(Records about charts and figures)

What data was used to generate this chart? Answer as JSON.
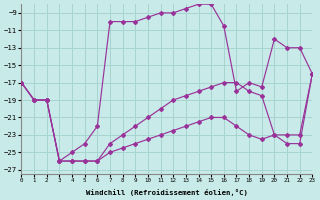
{
  "xlabel": "Windchill (Refroidissement éolien,°C)",
  "background_color": "#c8eae8",
  "grid_color": "#a8d4d0",
  "line_color": "#993399",
  "xlim": [
    0,
    23
  ],
  "ylim": [
    -27.5,
    -8
  ],
  "ytick_vals": [
    -27,
    -25,
    -23,
    -21,
    -19,
    -17,
    -15,
    -13,
    -11,
    -9
  ],
  "xtick_vals": [
    0,
    1,
    2,
    3,
    4,
    5,
    6,
    7,
    8,
    9,
    10,
    11,
    12,
    13,
    14,
    15,
    16,
    17,
    18,
    19,
    20,
    21,
    22,
    23
  ],
  "line1_x": [
    0,
    1,
    2,
    3,
    4,
    5,
    6,
    7,
    8,
    9,
    10,
    11,
    12,
    13,
    14,
    15,
    16,
    17,
    18,
    19,
    20,
    21,
    22,
    23
  ],
  "line1_y": [
    -17,
    -19,
    -19,
    -26,
    -25,
    -24,
    -22,
    -10,
    -10,
    -10,
    -9.5,
    -9,
    -9,
    -8.5,
    -8,
    -8,
    -10.5,
    -18,
    -17,
    -17.5,
    -12,
    -13,
    -13,
    -16
  ],
  "line2_x": [
    0,
    1,
    2,
    3,
    4,
    5,
    6,
    7,
    8,
    9,
    10,
    11,
    12,
    13,
    14,
    15,
    16,
    17,
    18,
    19,
    20,
    21,
    22,
    23
  ],
  "line2_y": [
    -17,
    -19,
    -19,
    -26,
    -26,
    -26,
    -26,
    -24,
    -23,
    -22,
    -21,
    -20,
    -19,
    -18.5,
    -18,
    -17.5,
    -17,
    -17,
    -18,
    -18.5,
    -23,
    -23,
    -23,
    -16
  ],
  "line3_x": [
    0,
    1,
    2,
    3,
    4,
    5,
    6,
    7,
    8,
    9,
    10,
    11,
    12,
    13,
    14,
    15,
    16,
    17,
    18,
    19,
    20,
    21,
    22,
    23
  ],
  "line3_y": [
    -17,
    -19,
    -19,
    -26,
    -26,
    -26,
    -26,
    -25,
    -24.5,
    -24,
    -23.5,
    -23,
    -22.5,
    -22,
    -21.5,
    -21,
    -21,
    -22,
    -23,
    -23.5,
    -23,
    -24,
    -24,
    -16
  ]
}
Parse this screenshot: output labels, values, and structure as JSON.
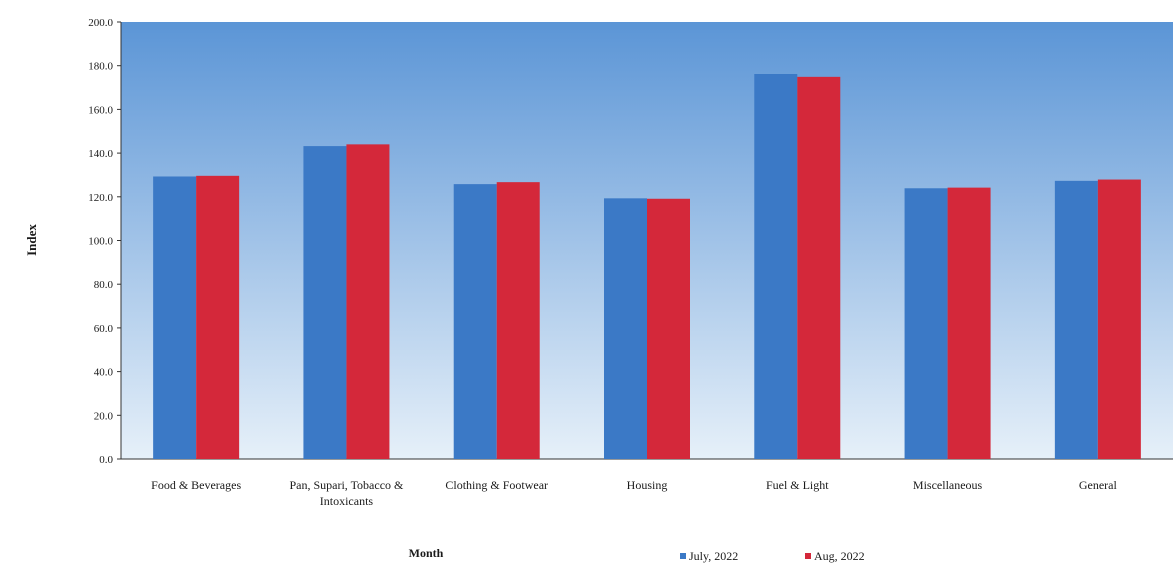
{
  "chart_data": {
    "type": "bar",
    "xlabel": "Month",
    "ylabel": "Index",
    "ylim": [
      0,
      200
    ],
    "yticks": [
      "0.0",
      "20.0",
      "40.0",
      "60.0",
      "80.0",
      "100.0",
      "120.0",
      "140.0",
      "160.0",
      "180.0",
      "200.0"
    ],
    "categories": [
      [
        "Food & Beverages"
      ],
      [
        "Pan, Supari, Tobacco &",
        "Intoxicants"
      ],
      [
        "Clothing & Footwear"
      ],
      [
        "Housing"
      ],
      [
        "Fuel & Light"
      ],
      [
        "Miscellaneous"
      ],
      [
        "General"
      ]
    ],
    "series": [
      {
        "name": "July, 2022",
        "color": "#3b79c6",
        "values": [
          129.3,
          143.2,
          125.8,
          119.3,
          176.2,
          123.9,
          127.3
        ]
      },
      {
        "name": "Aug, 2022",
        "color": "#d4283a",
        "values": [
          129.6,
          144.0,
          126.7,
          119.1,
          174.9,
          124.2,
          127.9
        ]
      }
    ],
    "grid": false,
    "legend_position": "bottom",
    "colors": {
      "plot_bg_top": "#5b95d6",
      "plot_bg_bottom": "#e6f0f9",
      "axis": "#333333"
    }
  }
}
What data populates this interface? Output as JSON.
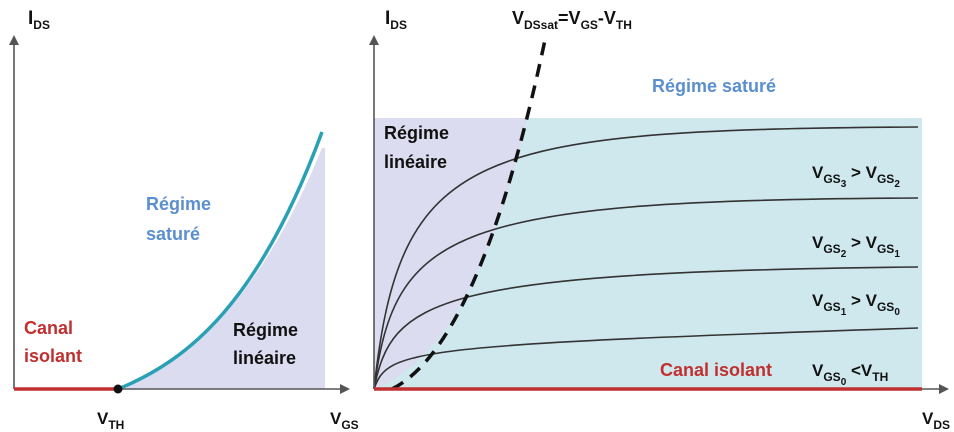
{
  "colors": {
    "axis": "#555555",
    "curve_left": "#2aa0b4",
    "linear_fill": "#dcdcf0",
    "saturated_fill": "#cfe8ee",
    "insulating": "#c03030",
    "blue_label": "#5b8fcf",
    "text": "#111111",
    "family_curves": "#333333"
  },
  "left_panel": {
    "y_axis_label": {
      "main": "I",
      "sub": "DS"
    },
    "x_axis_label": {
      "main": "V",
      "sub": "GS"
    },
    "threshold_label": {
      "main": "V",
      "sub": "TH"
    },
    "regime_saturated": [
      "Régime",
      "saturé"
    ],
    "regime_linear": [
      "Régime",
      "linéaire"
    ],
    "insulating_channel": [
      "Canal",
      "isolant"
    ]
  },
  "right_panel": {
    "y_axis_label": {
      "main": "I",
      "sub": "DS"
    },
    "x_axis_label": {
      "main": "V",
      "sub": "DS"
    },
    "vdssat_label": {
      "a": "V",
      "a_sub": "DSsat",
      "eq": "=V",
      "b_sub": "GS",
      "minus": "-V",
      "c_sub": "TH"
    },
    "regime_saturated": "Régime saturé",
    "regime_linear": [
      "Régime",
      "linéaire"
    ],
    "insulating_channel": "Canal isolant",
    "curve_labels": [
      {
        "left": "V",
        "left_sub": "GS",
        "left_subsub": "3",
        "op": " > ",
        "right": "V",
        "right_sub": "GS",
        "right_subsub": "2"
      },
      {
        "left": "V",
        "left_sub": "GS",
        "left_subsub": "2",
        "op": " > ",
        "right": "V",
        "right_sub": "GS",
        "right_subsub": "1"
      },
      {
        "left": "V",
        "left_sub": "GS",
        "left_subsub": "1",
        "op": " > ",
        "right": "V",
        "right_sub": "GS",
        "right_subsub": "0"
      },
      {
        "left": "V",
        "left_sub": "GS",
        "left_subsub": "0",
        "op": " <",
        "right": "V",
        "right_sub": "TH",
        "right_subsub": ""
      }
    ]
  }
}
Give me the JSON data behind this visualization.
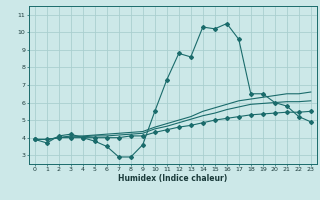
{
  "title": "",
  "xlabel": "Humidex (Indice chaleur)",
  "ylabel": "",
  "bg_color": "#cce8e8",
  "grid_color": "#aacfcf",
  "line_color": "#1a6b6b",
  "xlim": [
    -0.5,
    23.5
  ],
  "ylim": [
    2.5,
    11.5
  ],
  "xticks": [
    0,
    1,
    2,
    3,
    4,
    5,
    6,
    7,
    8,
    9,
    10,
    11,
    12,
    13,
    14,
    15,
    16,
    17,
    18,
    19,
    20,
    21,
    22,
    23
  ],
  "yticks": [
    3,
    4,
    5,
    6,
    7,
    8,
    9,
    10,
    11
  ],
  "series": [
    {
      "x": [
        0,
        1,
        2,
        3,
        4,
        5,
        6,
        7,
        8,
        9,
        10,
        11,
        12,
        13,
        14,
        15,
        16,
        17,
        18,
        19,
        20,
        21,
        22,
        23
      ],
      "y": [
        3.9,
        3.7,
        4.1,
        4.2,
        4.0,
        3.8,
        3.5,
        2.9,
        2.9,
        3.6,
        5.5,
        7.3,
        8.8,
        8.6,
        10.3,
        10.2,
        10.5,
        9.6,
        6.5,
        6.5,
        6.0,
        5.8,
        5.2,
        4.9
      ],
      "marker": true
    },
    {
      "x": [
        0,
        1,
        2,
        3,
        4,
        5,
        6,
        7,
        8,
        9,
        10,
        11,
        12,
        13,
        14,
        15,
        16,
        17,
        18,
        19,
        20,
        21,
        22,
        23
      ],
      "y": [
        3.9,
        3.9,
        4.0,
        4.1,
        4.1,
        4.15,
        4.2,
        4.25,
        4.3,
        4.35,
        4.6,
        4.8,
        5.0,
        5.2,
        5.5,
        5.7,
        5.9,
        6.1,
        6.2,
        6.3,
        6.4,
        6.5,
        6.5,
        6.6
      ],
      "marker": false
    },
    {
      "x": [
        0,
        1,
        2,
        3,
        4,
        5,
        6,
        7,
        8,
        9,
        10,
        11,
        12,
        13,
        14,
        15,
        16,
        17,
        18,
        19,
        20,
        21,
        22,
        23
      ],
      "y": [
        3.9,
        3.9,
        4.0,
        4.05,
        4.05,
        4.1,
        4.1,
        4.15,
        4.2,
        4.25,
        4.5,
        4.65,
        4.85,
        5.05,
        5.25,
        5.4,
        5.6,
        5.75,
        5.9,
        5.95,
        6.0,
        6.05,
        6.05,
        6.1
      ],
      "marker": false
    },
    {
      "x": [
        0,
        1,
        2,
        3,
        4,
        5,
        6,
        7,
        8,
        9,
        10,
        11,
        12,
        13,
        14,
        15,
        16,
        17,
        18,
        19,
        20,
        21,
        22,
        23
      ],
      "y": [
        3.9,
        3.9,
        4.0,
        4.0,
        4.0,
        4.0,
        4.0,
        4.0,
        4.1,
        4.1,
        4.3,
        4.45,
        4.6,
        4.7,
        4.85,
        5.0,
        5.1,
        5.2,
        5.3,
        5.35,
        5.4,
        5.45,
        5.45,
        5.5
      ],
      "marker": true
    }
  ]
}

- Problem description: Examine the listing and say how many of its lines contain the string "saturé". Give the number alone.

- Task answer: 2